TASK DETAILS:
Will you extract the entries word for word? Images should not appear in the copy.
— Begin —
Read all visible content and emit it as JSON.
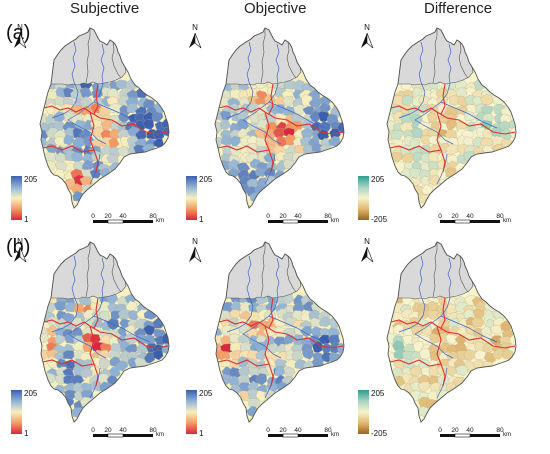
{
  "columns": [
    "Subjective",
    "Objective",
    "Difference"
  ],
  "rows": [
    "(a)",
    "(b)"
  ],
  "north_label": "N",
  "legend": {
    "main": {
      "max": "205",
      "min": "1",
      "colors": [
        "#3b5fae",
        "#8fb2d6",
        "#f6f1c2",
        "#f49a62",
        "#d7263d"
      ]
    },
    "difference": {
      "max": "205",
      "min": "-205",
      "colors": [
        "#2e9c90",
        "#a7d3c2",
        "#f7f3cc",
        "#e0b873",
        "#9a6420"
      ]
    }
  },
  "scale_bar": {
    "ticks": [
      "0",
      "20",
      "40",
      "80"
    ],
    "unit": "km"
  },
  "map_colors": {
    "upstream": "#d9d9d9",
    "river": "#3d67c9",
    "boundary": "#e03030",
    "border": "#555555"
  }
}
— End —
OUTPUT:
Read all visible content and emit it as JSON.
{
  "columns": [
    "Subjective",
    "Objective",
    "Difference"
  ],
  "rows": [
    "(a)",
    "(b)"
  ],
  "north_label": "N",
  "legend": {
    "main": {
      "max": "205",
      "min": "1",
      "colors": [
        "#3b5fae",
        "#8fb2d6",
        "#f6f1c2",
        "#f49a62",
        "#d7263d"
      ]
    },
    "difference": {
      "max": "205",
      "min": "-205",
      "colors": [
        "#2e9c90",
        "#a7d3c2",
        "#f7f3cc",
        "#e0b873",
        "#9a6420"
      ]
    }
  },
  "scale_bar": {
    "ticks": [
      "0",
      "20",
      "40",
      "80"
    ],
    "unit": "km"
  },
  "map_colors": {
    "upstream": "#d9d9d9",
    "river": "#3d67c9",
    "boundary": "#e03030",
    "border": "#555555"
  }
}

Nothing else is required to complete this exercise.